AIM:
Every record below is to be retyped exactly.

* * * * * * * * *

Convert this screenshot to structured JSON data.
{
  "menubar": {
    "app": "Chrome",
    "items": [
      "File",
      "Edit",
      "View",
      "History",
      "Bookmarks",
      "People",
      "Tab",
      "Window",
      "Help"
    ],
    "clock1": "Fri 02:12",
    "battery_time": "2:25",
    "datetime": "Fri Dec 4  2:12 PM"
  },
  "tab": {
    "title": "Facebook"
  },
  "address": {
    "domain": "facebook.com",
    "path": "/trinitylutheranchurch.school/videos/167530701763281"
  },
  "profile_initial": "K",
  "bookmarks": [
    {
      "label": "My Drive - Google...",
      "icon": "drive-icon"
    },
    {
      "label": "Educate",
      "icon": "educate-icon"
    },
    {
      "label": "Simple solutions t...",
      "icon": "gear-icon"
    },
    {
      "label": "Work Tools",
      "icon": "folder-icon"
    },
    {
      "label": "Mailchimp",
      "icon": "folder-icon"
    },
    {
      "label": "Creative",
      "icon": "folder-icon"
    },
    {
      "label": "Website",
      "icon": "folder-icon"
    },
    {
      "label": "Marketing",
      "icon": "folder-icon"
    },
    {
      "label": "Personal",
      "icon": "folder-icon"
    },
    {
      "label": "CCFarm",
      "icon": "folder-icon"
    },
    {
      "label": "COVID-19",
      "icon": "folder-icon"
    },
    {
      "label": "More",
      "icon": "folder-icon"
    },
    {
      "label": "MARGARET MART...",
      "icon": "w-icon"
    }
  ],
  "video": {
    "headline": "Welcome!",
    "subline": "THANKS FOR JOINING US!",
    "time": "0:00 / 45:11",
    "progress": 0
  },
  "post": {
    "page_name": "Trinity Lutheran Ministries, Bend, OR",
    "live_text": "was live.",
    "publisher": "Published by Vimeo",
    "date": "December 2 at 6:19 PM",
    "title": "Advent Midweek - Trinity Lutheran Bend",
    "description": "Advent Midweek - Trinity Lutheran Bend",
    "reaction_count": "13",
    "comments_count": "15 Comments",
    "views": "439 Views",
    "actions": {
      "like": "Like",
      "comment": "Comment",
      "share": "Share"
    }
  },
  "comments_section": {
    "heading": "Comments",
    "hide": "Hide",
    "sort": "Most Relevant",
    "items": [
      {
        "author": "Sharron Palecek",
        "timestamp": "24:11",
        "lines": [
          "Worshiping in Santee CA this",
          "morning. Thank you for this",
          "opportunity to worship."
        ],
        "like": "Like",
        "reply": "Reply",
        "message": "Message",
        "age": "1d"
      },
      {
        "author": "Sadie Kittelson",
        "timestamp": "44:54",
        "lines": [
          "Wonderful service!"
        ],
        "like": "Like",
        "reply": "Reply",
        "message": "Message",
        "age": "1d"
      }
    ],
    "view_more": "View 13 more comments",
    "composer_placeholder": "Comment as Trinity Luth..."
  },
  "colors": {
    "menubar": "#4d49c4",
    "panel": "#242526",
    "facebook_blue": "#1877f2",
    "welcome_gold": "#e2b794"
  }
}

* * * * * * * * *

WRITTEN ANSWER:
Convert this screenshot to structured JSON data.
{
  "menubar": {
    "app": "Chrome",
    "items": [
      "File",
      "Edit",
      "View",
      "History",
      "Bookmarks",
      "People",
      "Tab",
      "Window",
      "Help"
    ],
    "clock1": "Fri 02:12",
    "battery_time": "2:25",
    "datetime": "Fri Dec 4  2:12 PM"
  },
  "tab": {
    "title": "Facebook"
  },
  "address": {
    "domain": "facebook.com",
    "path": "/trinitylutheranchurch.school/videos/167530701763281"
  },
  "profile_initial": "K",
  "bookmarks": [
    {
      "label": "My Drive - Google...",
      "icon": "drive-icon"
    },
    {
      "label": "Educate",
      "icon": "educate-icon"
    },
    {
      "label": "Simple solutions t...",
      "icon": "gear-icon"
    },
    {
      "label": "Work Tools",
      "icon": "folder-icon"
    },
    {
      "label": "Mailchimp",
      "icon": "folder-icon"
    },
    {
      "label": "Creative",
      "icon": "folder-icon"
    },
    {
      "label": "Website",
      "icon": "folder-icon"
    },
    {
      "label": "Marketing",
      "icon": "folder-icon"
    },
    {
      "label": "Personal",
      "icon": "folder-icon"
    },
    {
      "label": "CCFarm",
      "icon": "folder-icon"
    },
    {
      "label": "COVID-19",
      "icon": "folder-icon"
    },
    {
      "label": "More",
      "icon": "folder-icon"
    },
    {
      "label": "MARGARET MART...",
      "icon": "w-icon"
    }
  ],
  "video": {
    "headline": "Welcome!",
    "subline": "THANKS FOR JOINING US!",
    "time": "0:00 / 45:11",
    "progress": 0
  },
  "post": {
    "page_name": "Trinity Lutheran Ministries, Bend, OR",
    "live_text": "was live.",
    "publisher": "Published by Vimeo",
    "date": "December 2 at 6:19 PM",
    "title": "Advent Midweek - Trinity Lutheran Bend",
    "description": "Advent Midweek - Trinity Lutheran Bend",
    "reaction_count": "13",
    "comments_count": "15 Comments",
    "views": "439 Views",
    "actions": {
      "like": "Like",
      "comment": "Comment",
      "share": "Share"
    }
  },
  "comments_section": {
    "heading": "Comments",
    "hide": "Hide",
    "sort": "Most Relevant",
    "items": [
      {
        "author": "Sharron Palecek",
        "timestamp": "24:11",
        "lines": [
          "Worshiping in Santee CA this",
          "morning. Thank you for this",
          "opportunity to worship."
        ],
        "like": "Like",
        "reply": "Reply",
        "message": "Message",
        "age": "1d"
      },
      {
        "author": "Sadie Kittelson",
        "timestamp": "44:54",
        "lines": [
          "Wonderful service!"
        ],
        "like": "Like",
        "reply": "Reply",
        "message": "Message",
        "age": "1d"
      }
    ],
    "view_more": "View 13 more comments",
    "composer_placeholder": "Comment as Trinity Luth..."
  },
  "colors": {
    "menubar": "#4d49c4",
    "panel": "#242526",
    "facebook_blue": "#1877f2",
    "welcome_gold": "#e2b794"
  }
}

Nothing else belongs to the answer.